• **Work to be completed**
Retype all of the data exactly as given.
## START Entries
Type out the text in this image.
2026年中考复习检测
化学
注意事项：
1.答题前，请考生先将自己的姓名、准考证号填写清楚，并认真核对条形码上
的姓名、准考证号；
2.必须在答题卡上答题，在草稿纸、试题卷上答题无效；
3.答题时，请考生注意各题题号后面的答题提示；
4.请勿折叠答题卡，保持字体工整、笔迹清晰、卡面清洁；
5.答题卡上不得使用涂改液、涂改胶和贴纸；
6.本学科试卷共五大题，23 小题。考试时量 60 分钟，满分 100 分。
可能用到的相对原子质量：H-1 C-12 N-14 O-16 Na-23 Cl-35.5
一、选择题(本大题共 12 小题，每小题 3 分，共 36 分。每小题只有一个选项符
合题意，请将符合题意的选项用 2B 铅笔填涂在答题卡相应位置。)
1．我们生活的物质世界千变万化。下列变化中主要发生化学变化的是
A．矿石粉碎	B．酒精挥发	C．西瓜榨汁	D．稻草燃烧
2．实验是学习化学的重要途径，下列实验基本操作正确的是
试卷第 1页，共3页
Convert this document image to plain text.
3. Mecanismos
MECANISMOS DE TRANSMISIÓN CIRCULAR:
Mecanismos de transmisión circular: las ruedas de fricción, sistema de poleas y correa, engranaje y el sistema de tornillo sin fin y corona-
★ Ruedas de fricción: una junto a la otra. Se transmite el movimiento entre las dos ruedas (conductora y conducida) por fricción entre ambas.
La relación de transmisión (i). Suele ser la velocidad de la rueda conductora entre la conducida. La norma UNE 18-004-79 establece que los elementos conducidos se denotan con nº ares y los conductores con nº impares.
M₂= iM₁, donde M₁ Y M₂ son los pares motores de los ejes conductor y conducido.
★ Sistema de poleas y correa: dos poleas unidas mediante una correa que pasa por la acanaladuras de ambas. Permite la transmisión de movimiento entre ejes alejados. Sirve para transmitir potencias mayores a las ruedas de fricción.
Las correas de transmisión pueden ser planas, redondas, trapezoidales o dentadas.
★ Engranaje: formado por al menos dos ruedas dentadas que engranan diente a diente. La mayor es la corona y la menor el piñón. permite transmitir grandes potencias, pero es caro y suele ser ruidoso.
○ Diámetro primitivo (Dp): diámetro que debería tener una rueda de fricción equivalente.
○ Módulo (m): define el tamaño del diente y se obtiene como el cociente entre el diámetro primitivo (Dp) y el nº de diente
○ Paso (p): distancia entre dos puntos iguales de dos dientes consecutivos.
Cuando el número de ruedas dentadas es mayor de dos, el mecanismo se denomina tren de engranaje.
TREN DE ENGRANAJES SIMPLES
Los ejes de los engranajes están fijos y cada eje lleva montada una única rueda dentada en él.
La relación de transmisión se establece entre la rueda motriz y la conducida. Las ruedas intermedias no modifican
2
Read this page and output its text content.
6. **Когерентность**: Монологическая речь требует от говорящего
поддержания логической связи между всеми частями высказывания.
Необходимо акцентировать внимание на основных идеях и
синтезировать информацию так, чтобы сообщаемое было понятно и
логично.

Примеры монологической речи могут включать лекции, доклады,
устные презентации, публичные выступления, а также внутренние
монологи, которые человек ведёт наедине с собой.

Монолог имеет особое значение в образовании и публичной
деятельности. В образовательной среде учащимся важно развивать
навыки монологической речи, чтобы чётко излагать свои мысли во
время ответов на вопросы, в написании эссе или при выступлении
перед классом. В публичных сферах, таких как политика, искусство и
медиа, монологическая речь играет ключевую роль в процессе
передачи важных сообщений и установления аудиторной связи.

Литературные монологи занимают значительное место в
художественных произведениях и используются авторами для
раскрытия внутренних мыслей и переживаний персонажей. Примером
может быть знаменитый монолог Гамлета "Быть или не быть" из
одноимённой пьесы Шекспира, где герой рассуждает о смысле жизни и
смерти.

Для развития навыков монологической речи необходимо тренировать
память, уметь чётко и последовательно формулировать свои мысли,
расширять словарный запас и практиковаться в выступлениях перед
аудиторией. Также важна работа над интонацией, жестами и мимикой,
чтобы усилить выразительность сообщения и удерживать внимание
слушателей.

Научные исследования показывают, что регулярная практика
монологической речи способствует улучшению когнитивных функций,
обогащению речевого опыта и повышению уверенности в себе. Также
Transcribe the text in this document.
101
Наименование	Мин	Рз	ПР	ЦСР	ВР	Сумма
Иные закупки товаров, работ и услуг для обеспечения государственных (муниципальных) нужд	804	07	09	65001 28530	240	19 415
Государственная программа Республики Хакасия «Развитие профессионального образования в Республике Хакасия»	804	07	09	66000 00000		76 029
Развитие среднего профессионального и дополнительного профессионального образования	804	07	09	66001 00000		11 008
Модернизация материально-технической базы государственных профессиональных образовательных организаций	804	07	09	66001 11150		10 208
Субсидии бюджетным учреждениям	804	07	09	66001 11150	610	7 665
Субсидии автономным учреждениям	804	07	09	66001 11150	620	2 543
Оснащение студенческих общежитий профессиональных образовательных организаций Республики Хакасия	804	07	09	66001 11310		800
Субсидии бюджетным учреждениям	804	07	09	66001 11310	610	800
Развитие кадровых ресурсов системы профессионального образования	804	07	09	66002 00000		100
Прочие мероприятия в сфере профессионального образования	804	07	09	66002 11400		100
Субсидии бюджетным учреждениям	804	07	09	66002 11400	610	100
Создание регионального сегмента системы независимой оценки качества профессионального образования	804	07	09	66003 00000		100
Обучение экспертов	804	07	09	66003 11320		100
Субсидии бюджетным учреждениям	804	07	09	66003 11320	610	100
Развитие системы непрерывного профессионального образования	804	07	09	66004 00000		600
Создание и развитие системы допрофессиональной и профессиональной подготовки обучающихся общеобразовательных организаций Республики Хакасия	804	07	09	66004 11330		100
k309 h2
## END Entries
• **Answer for this exercise**
Type out the text in this image.
2026年中考复习检测
化学
注意事项：
1.答题前，请考生先将自己的姓名、准考证号填写清楚，并认真核对条形码上
的姓名、准考证号；
2.必须在答题卡上答题，在草稿纸、试题卷上答题无效；
3.答题时，请考生注意各题题号后面的答题提示；
4.请勿折叠答题卡，保持字体工整、笔迹清晰、卡面清洁；
5.答题卡上不得使用涂改液、涂改胶和贴纸；
6.本学科试卷共五大题，23 小题。考试时量 60 分钟，满分 100 分。
可能用到的相对原子质量：H-1 C-12 N-14 O-16 Na-23 Cl-35.5
一、选择题(本大题共 12 小题，每小题 3 分，共 36 分。每小题只有一个选项符
合题意，请将符合题意的选项用 2B 铅笔填涂在答题卡相应位置。)
1．我们生活的物质世界千变万化。下列变化中主要发生化学变化的是
A．矿石粉碎	B．酒精挥发	C．西瓜榨汁	D．稻草燃烧
2．实验是学习化学的重要途径，下列实验基本操作正确的是
试卷第 1页，共3页
Convert this document image to plain text.
3. Mecanismos
MECANISMOS DE TRANSMISIÓN CIRCULAR:
Mecanismos de transmisión circular: las ruedas de fricción, sistema de poleas y correa, engranaje y el sistema de tornillo sin fin y corona-
★ Ruedas de fricción: una junto a la otra. Se transmite el movimiento entre las dos ruedas (conductora y conducida) por fricción entre ambas.
La relación de transmisión (i). Suele ser la velocidad de la rueda conductora entre la conducida. La norma UNE 18-004-79 establece que los elementos conducidos se denotan con nº ares y los conductores con nº impares.
M₂= iM₁, donde M₁ Y M₂ son los pares motores de los ejes conductor y conducido.
★ Sistema de poleas y correa: dos poleas unidas mediante una correa que pasa por la acanaladuras de ambas. Permite la transmisión de movimiento entre ejes alejados. Sirve para transmitir potencias mayores a las ruedas de fricción.
Las correas de transmisión pueden ser planas, redondas, trapezoidales o dentadas.
★ Engranaje: formado por al menos dos ruedas dentadas que engranan diente a diente. La mayor es la corona y la menor el piñón. permite transmitir grandes potencias, pero es caro y suele ser ruidoso.
○ Diámetro primitivo (Dp): diámetro que debería tener una rueda de fricción equivalente.
○ Módulo (m): define el tamaño del diente y se obtiene como el cociente entre el diámetro primitivo (Dp) y el nº de diente
○ Paso (p): distancia entre dos puntos iguales de dos dientes consecutivos.
Cuando el número de ruedas dentadas es mayor de dos, el mecanismo se denomina tren de engranaje.
TREN DE ENGRANAJES SIMPLES
Los ejes de los engranajes están fijos y cada eje lleva montada una única rueda dentada en él.
La relación de transmisión se establece entre la rueda motriz y la conducida. Las ruedas intermedias no modifican
2
Read this page and output its text content.
6. **Когерентность**: Монологическая речь требует от говорящего
поддержания логической связи между всеми частями высказывания.
Необходимо акцентировать внимание на основных идеях и
синтезировать информацию так, чтобы сообщаемое было понятно и
логично.

Примеры монологической речи могут включать лекции, доклады,
устные презентации, публичные выступления, а также внутренние
монологи, которые человек ведёт наедине с собой.

Монолог имеет особое значение в образовании и публичной
деятельности. В образовательной среде учащимся важно развивать
навыки монологической речи, чтобы чётко излагать свои мысли во
время ответов на вопросы, в написании эссе или при выступлении
перед классом. В публичных сферах, таких как политика, искусство и
медиа, монологическая речь играет ключевую роль в процессе
передачи важных сообщений и установления аудиторной связи.

Литературные монологи занимают значительное место в
художественных произведениях и используются авторами для
раскрытия внутренних мыслей и переживаний персонажей. Примером
может быть знаменитый монолог Гамлета "Быть или не быть" из
одноимённой пьесы Шекспира, где герой рассуждает о смысле жизни и
смерти.

Для развития навыков монологической речи необходимо тренировать
память, уметь чётко и последовательно формулировать свои мысли,
расширять словарный запас и практиковаться в выступлениях перед
аудиторией. Также важна работа над интонацией, жестами и мимикой,
чтобы усилить выразительность сообщения и удерживать внимание
слушателей.

Научные исследования показывают, что регулярная практика
монологической речи способствует улучшению когнитивных функций,
обогащению речевого опыта и повышению уверенности в себе. Также
Transcribe the text in this document.
101
Наименование	Мин	Рз	ПР	ЦСР	ВР	Сумма
Иные закупки товаров, работ и услуг для обеспечения государственных (муниципальных) нужд	804	07	09	65001 28530	240	19 415
Государственная программа Республики Хакасия «Развитие профессионального образования в Республике Хакасия»	804	07	09	66000 00000		76 029
Развитие среднего профессионального и дополнительного профессионального образования	804	07	09	66001 00000		11 008
Модернизация материально-технической базы государственных профессиональных образовательных организаций	804	07	09	66001 11150		10 208
Субсидии бюджетным учреждениям	804	07	09	66001 11150	610	7 665
Субсидии автономным учреждениям	804	07	09	66001 11150	620	2 543
Оснащение студенческих общежитий профессиональных образовательных организаций Республики Хакасия	804	07	09	66001 11310		800
Субсидии бюджетным учреждениям	804	07	09	66001 11310	610	800
Развитие кадровых ресурсов системы профессионального образования	804	07	09	66002 00000		100
Прочие мероприятия в сфере профессионального образования	804	07	09	66002 11400		100
Субсидии бюджетным учреждениям	804	07	09	66002 11400	610	100
Создание регионального сегмента системы независимой оценки качества профессионального образования	804	07	09	66003 00000		100
Обучение экспертов	804	07	09	66003 11320		100
Субсидии бюджетным учреждениям	804	07	09	66003 11320	610	100
Развитие системы непрерывного профессионального образования	804	07	09	66004 00000		600
Создание и развитие системы допрофессиональной и профессиональной подготовки обучающихся общеобразовательных организаций Республики Хакасия	804	07	09	66004 11330		100
k309 h2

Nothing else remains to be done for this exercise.